■ EXERCISE TASK ■
Scan the lines below for the word "ЭСтi". Copy each line you find it in.

--- Start WORKING DATA ---

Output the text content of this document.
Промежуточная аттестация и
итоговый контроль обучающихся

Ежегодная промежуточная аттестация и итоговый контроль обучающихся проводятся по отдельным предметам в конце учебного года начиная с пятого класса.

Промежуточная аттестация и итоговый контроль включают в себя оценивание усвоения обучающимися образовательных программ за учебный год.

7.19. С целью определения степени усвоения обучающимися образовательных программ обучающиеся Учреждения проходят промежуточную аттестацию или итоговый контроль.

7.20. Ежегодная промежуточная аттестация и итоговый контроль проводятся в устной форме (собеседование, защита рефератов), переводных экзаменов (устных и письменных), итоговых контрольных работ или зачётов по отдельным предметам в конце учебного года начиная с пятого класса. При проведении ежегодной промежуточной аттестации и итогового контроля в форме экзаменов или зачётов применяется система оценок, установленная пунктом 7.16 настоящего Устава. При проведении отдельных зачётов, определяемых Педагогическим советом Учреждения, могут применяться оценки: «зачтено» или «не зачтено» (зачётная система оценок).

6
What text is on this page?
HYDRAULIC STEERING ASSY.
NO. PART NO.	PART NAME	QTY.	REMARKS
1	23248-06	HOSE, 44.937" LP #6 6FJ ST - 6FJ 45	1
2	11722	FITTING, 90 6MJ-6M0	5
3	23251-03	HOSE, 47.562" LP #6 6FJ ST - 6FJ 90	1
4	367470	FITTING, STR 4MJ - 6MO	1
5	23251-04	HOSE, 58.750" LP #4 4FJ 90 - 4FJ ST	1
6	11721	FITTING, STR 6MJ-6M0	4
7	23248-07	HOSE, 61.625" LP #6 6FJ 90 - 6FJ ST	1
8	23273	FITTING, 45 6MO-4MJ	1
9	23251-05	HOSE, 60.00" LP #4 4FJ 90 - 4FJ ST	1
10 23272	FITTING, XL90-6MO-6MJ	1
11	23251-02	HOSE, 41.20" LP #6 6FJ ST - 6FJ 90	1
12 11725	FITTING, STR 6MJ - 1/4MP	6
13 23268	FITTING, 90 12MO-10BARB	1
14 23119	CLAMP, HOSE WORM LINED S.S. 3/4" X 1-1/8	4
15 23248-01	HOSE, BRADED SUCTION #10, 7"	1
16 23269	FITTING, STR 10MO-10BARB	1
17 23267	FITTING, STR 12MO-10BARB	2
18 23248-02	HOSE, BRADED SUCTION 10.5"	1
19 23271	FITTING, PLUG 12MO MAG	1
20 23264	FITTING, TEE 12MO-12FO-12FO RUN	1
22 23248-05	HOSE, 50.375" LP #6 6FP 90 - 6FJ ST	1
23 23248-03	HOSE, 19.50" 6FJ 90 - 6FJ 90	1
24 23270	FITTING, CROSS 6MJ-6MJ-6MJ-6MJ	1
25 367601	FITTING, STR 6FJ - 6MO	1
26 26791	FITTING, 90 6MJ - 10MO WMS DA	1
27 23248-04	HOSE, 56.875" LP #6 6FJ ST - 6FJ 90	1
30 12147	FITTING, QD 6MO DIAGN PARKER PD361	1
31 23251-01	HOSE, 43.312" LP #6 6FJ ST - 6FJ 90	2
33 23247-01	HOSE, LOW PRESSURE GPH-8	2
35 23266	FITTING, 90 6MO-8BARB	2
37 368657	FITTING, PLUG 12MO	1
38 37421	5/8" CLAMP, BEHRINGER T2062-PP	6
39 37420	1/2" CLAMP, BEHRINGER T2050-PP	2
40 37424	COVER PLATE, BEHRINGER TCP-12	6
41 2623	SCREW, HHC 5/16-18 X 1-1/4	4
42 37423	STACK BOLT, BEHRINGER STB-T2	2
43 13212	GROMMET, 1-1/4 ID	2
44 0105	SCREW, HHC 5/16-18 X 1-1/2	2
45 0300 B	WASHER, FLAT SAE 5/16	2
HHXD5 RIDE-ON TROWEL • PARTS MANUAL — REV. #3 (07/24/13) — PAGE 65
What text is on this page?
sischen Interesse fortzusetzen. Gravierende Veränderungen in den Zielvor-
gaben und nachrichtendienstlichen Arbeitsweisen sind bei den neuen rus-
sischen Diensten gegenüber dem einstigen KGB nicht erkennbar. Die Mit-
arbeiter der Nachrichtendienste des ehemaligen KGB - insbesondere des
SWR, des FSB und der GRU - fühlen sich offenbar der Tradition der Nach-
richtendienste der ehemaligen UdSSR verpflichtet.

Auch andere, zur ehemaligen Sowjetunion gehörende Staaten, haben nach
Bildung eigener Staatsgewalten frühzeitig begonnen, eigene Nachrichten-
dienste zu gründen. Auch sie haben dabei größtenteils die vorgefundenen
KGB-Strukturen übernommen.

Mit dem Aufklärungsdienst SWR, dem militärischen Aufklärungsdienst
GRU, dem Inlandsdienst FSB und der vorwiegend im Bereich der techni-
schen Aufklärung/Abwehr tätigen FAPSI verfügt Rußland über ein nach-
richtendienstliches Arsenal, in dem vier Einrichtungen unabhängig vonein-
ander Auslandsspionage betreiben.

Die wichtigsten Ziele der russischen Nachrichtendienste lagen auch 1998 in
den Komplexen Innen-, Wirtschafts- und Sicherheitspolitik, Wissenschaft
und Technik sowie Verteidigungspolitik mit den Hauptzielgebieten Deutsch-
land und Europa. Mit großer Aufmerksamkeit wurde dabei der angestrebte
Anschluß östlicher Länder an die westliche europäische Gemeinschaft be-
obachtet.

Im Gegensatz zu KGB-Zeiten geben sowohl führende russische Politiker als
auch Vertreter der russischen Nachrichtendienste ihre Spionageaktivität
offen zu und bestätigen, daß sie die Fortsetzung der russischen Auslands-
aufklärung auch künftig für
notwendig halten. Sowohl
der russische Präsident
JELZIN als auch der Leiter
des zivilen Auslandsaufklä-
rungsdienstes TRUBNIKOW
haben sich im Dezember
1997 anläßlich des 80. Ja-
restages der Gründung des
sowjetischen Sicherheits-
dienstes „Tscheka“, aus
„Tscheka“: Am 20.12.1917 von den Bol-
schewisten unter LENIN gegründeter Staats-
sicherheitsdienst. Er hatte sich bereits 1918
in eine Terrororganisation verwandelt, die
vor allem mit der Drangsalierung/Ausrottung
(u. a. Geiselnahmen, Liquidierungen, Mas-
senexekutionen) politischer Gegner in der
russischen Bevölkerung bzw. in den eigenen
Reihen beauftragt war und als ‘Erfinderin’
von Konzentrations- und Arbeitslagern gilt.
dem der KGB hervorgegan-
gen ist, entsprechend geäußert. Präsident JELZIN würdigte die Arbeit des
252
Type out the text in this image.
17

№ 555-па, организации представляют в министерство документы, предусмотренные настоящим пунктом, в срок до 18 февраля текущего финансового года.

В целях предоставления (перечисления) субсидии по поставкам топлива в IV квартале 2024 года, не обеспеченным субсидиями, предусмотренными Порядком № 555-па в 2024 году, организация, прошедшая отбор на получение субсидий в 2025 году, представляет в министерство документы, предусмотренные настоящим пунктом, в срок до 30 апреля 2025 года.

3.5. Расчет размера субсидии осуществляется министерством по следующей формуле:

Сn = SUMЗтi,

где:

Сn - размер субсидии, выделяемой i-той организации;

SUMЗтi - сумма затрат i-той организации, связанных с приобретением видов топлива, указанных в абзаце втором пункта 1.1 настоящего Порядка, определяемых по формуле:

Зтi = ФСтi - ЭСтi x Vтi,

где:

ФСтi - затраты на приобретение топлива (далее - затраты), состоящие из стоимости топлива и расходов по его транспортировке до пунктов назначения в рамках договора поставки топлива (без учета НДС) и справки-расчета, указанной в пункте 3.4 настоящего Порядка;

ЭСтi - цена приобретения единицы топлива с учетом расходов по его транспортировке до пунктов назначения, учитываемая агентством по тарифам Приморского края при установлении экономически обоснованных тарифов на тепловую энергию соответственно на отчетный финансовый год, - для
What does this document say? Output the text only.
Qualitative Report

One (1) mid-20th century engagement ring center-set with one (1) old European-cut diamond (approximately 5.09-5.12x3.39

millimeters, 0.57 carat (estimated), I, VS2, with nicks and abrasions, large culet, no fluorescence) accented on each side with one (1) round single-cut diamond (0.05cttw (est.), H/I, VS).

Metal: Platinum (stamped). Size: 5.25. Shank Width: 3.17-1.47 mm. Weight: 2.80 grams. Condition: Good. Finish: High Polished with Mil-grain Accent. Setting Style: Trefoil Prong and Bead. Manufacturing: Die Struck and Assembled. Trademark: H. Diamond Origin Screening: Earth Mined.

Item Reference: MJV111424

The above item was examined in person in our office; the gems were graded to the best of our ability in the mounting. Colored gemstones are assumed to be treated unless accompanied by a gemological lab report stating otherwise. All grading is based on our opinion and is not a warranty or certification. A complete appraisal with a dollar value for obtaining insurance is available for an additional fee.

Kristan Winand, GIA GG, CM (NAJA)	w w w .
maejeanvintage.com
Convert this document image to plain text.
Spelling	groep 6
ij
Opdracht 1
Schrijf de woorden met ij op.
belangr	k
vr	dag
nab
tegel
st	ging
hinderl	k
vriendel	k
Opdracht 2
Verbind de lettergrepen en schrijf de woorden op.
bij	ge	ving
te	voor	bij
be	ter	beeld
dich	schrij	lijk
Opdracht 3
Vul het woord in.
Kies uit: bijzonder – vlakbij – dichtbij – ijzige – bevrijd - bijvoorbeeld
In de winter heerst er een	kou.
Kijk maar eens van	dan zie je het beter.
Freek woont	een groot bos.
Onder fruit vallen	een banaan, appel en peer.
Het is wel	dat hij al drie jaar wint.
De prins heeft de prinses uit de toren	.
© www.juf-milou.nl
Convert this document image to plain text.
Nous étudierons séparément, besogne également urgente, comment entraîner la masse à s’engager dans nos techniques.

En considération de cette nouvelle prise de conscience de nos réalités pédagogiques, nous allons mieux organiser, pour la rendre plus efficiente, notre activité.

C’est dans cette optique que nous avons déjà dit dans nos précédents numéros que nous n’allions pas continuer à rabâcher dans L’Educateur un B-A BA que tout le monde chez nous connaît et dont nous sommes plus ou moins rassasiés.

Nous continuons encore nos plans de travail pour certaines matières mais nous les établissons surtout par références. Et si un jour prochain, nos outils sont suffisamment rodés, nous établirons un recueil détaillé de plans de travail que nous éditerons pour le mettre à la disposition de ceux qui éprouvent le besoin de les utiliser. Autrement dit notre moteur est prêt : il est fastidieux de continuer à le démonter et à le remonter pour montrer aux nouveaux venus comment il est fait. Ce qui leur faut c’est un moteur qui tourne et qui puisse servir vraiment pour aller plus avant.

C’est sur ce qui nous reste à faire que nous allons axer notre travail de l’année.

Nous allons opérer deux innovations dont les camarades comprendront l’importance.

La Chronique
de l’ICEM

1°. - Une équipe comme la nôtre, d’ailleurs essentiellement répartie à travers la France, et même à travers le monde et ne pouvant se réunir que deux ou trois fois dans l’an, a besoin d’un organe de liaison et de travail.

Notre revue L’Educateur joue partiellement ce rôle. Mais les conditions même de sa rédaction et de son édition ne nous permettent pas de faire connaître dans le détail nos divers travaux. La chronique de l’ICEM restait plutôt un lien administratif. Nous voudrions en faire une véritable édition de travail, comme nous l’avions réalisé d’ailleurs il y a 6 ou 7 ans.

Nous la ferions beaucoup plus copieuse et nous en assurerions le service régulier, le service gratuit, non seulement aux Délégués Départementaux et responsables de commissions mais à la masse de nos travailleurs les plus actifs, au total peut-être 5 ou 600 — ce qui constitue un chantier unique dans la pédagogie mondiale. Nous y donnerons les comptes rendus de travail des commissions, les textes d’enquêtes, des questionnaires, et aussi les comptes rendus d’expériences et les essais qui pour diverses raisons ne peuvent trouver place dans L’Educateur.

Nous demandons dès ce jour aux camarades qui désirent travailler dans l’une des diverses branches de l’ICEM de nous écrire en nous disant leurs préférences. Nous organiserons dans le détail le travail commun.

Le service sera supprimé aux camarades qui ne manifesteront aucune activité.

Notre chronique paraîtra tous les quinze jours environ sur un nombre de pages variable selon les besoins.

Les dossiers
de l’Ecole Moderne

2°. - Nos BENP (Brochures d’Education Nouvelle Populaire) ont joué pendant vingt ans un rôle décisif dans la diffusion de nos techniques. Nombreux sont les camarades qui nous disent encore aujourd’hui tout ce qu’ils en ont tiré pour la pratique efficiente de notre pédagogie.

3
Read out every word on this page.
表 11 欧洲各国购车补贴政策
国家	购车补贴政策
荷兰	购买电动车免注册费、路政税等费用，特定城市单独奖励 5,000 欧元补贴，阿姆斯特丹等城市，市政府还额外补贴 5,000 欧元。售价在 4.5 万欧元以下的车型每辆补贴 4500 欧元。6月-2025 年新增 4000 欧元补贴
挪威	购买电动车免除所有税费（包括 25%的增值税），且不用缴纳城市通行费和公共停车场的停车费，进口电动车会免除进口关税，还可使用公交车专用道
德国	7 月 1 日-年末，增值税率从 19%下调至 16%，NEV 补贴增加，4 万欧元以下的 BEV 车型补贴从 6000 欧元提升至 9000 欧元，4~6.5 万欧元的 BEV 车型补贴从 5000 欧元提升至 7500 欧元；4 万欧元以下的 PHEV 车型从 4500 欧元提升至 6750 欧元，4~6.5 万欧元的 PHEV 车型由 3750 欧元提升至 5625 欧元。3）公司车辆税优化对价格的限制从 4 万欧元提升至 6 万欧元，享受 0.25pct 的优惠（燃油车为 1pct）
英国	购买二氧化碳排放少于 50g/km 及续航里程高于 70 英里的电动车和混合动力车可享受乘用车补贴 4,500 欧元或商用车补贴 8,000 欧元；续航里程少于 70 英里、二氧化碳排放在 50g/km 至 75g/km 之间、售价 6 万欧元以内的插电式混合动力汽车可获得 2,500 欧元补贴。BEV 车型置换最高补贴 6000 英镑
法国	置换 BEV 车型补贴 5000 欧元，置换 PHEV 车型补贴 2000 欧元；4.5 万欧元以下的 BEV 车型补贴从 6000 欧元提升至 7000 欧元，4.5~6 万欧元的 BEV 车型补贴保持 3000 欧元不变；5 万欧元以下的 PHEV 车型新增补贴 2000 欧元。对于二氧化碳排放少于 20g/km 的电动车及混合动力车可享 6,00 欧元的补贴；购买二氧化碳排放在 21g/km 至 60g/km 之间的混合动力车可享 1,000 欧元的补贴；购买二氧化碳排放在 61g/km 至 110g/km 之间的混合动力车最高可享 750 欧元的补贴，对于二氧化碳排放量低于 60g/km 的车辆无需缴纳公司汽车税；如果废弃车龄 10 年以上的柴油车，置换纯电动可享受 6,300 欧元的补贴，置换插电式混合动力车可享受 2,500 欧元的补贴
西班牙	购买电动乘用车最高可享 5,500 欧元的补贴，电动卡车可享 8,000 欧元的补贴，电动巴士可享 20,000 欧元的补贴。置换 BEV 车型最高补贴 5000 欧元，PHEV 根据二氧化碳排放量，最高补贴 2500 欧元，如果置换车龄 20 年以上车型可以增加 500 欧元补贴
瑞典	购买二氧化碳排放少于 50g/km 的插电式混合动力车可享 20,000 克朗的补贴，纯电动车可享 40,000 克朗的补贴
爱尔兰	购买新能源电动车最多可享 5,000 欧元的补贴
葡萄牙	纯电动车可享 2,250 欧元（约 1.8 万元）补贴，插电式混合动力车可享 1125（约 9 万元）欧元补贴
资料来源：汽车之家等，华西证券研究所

--- End WORKING DATA ---

■ SOLVED EXERCISE ■
Зтi = ФСтi - ЭСтi x Vтi,
ЭСтi - цена приобретения единицы топлива с учетом расходов по его транспортировке до пунктов назначения, учитываемая агентством по тарифам Приморского края при установлении экономически обоснованных тарифов на тепловую энергию соответственно на отчетный финансовый год, - для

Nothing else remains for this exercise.